> _TASK REQUIREMENTS_: Retype the listing that follows, exactly as written.

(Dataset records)
+ + + + +

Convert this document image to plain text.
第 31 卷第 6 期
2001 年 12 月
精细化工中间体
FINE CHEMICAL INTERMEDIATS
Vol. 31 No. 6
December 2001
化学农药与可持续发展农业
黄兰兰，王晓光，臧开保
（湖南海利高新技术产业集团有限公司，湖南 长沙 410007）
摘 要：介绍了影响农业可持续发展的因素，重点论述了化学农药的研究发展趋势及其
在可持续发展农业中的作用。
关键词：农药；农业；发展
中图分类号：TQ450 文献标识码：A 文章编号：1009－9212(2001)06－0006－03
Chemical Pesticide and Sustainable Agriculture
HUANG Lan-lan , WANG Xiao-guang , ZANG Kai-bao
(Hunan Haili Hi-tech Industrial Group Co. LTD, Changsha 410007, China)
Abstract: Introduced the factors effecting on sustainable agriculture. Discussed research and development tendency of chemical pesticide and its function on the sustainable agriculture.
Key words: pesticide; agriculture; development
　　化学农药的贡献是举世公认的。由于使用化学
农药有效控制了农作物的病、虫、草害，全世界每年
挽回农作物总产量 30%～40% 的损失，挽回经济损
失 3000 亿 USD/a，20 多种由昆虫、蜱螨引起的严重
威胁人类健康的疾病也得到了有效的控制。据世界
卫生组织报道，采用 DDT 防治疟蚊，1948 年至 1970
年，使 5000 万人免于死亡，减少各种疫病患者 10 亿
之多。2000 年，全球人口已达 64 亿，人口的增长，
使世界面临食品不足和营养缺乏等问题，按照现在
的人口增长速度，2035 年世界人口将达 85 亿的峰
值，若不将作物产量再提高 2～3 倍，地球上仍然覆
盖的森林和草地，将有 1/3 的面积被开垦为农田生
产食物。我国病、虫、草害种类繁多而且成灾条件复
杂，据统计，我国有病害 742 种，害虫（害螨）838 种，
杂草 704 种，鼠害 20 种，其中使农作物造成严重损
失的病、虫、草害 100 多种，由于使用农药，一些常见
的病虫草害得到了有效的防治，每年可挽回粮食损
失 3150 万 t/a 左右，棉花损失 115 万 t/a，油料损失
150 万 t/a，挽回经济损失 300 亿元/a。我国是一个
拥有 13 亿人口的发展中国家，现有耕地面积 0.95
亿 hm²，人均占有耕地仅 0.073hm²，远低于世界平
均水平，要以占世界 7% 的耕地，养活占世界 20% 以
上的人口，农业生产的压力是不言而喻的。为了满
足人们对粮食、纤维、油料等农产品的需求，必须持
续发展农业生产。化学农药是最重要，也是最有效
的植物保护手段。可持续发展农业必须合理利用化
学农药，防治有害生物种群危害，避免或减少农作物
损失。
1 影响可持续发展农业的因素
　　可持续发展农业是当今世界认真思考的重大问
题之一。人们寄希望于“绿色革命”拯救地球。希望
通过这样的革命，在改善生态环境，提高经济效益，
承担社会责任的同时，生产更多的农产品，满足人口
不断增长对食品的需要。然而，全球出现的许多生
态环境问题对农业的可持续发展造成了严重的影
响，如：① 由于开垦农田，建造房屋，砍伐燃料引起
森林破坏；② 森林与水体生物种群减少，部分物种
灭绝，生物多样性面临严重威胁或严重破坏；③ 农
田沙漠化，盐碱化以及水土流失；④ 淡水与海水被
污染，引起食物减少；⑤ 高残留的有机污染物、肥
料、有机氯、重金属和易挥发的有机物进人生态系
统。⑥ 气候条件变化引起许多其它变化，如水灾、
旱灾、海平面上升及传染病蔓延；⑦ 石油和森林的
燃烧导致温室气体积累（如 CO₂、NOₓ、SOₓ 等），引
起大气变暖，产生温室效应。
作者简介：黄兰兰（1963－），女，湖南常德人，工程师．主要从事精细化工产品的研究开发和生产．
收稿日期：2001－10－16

+ + + + +

> _TASK OUTPUT_:
Convert this document image to plain text.
第 31 卷第 6 期
2001 年 12 月
精细化工中间体
FINE CHEMICAL INTERMEDIATS
Vol. 31 No. 6
December 2001
化学农药与可持续发展农业
黄兰兰，王晓光，臧开保
（湖南海利高新技术产业集团有限公司，湖南 长沙 410007）
摘 要：介绍了影响农业可持续发展的因素，重点论述了化学农药的研究发展趋势及其
在可持续发展农业中的作用。
关键词：农药；农业；发展
中图分类号：TQ450 文献标识码：A 文章编号：1009－9212(2001)06－0006－03
Chemical Pesticide and Sustainable Agriculture
HUANG Lan-lan , WANG Xiao-guang , ZANG Kai-bao
(Hunan Haili Hi-tech Industrial Group Co. LTD, Changsha 410007, China)
Abstract: Introduced the factors effecting on sustainable agriculture. Discussed research and development tendency of chemical pesticide and its function on the sustainable agriculture.
Key words: pesticide; agriculture; development
　　化学农药的贡献是举世公认的。由于使用化学
农药有效控制了农作物的病、虫、草害，全世界每年
挽回农作物总产量 30%～40% 的损失，挽回经济损
失 3000 亿 USD/a，20 多种由昆虫、蜱螨引起的严重
威胁人类健康的疾病也得到了有效的控制。据世界
卫生组织报道，采用 DDT 防治疟蚊，1948 年至 1970
年，使 5000 万人免于死亡，减少各种疫病患者 10 亿
之多。2000 年，全球人口已达 64 亿，人口的增长，
使世界面临食品不足和营养缺乏等问题，按照现在
的人口增长速度，2035 年世界人口将达 85 亿的峰
值，若不将作物产量再提高 2～3 倍，地球上仍然覆
盖的森林和草地，将有 1/3 的面积被开垦为农田生
产食物。我国病、虫、草害种类繁多而且成灾条件复
杂，据统计，我国有病害 742 种，害虫（害螨）838 种，
杂草 704 种，鼠害 20 种，其中使农作物造成严重损
失的病、虫、草害 100 多种，由于使用农药，一些常见
的病虫草害得到了有效的防治，每年可挽回粮食损
失 3150 万 t/a 左右，棉花损失 115 万 t/a，油料损失
150 万 t/a，挽回经济损失 300 亿元/a。我国是一个
拥有 13 亿人口的发展中国家，现有耕地面积 0.95
亿 hm²，人均占有耕地仅 0.073hm²，远低于世界平
均水平，要以占世界 7% 的耕地，养活占世界 20% 以
上的人口，农业生产的压力是不言而喻的。为了满
足人们对粮食、纤维、油料等农产品的需求，必须持
续发展农业生产。化学农药是最重要，也是最有效
的植物保护手段。可持续发展农业必须合理利用化
学农药，防治有害生物种群危害，避免或减少农作物
损失。
1 影响可持续发展农业的因素
　　可持续发展农业是当今世界认真思考的重大问
题之一。人们寄希望于“绿色革命”拯救地球。希望
通过这样的革命，在改善生态环境，提高经济效益，
承担社会责任的同时，生产更多的农产品，满足人口
不断增长对食品的需要。然而，全球出现的许多生
态环境问题对农业的可持续发展造成了严重的影
响，如：① 由于开垦农田，建造房屋，砍伐燃料引起
森林破坏；② 森林与水体生物种群减少，部分物种
灭绝，生物多样性面临严重威胁或严重破坏；③ 农
田沙漠化，盐碱化以及水土流失；④ 淡水与海水被
污染，引起食物减少；⑤ 高残留的有机污染物、肥
料、有机氯、重金属和易挥发的有机物进人生态系
统。⑥ 气候条件变化引起许多其它变化，如水灾、
旱灾、海平面上升及传染病蔓延；⑦ 石油和森林的
燃烧导致温室气体积累（如 CO₂、NOₓ、SOₓ 等），引
起大气变暖，产生温室效应。
作者简介：黄兰兰（1963－），女，湖南常德人，工程师．主要从事精细化工产品的研究开发和生产．
收稿日期：2001－10－16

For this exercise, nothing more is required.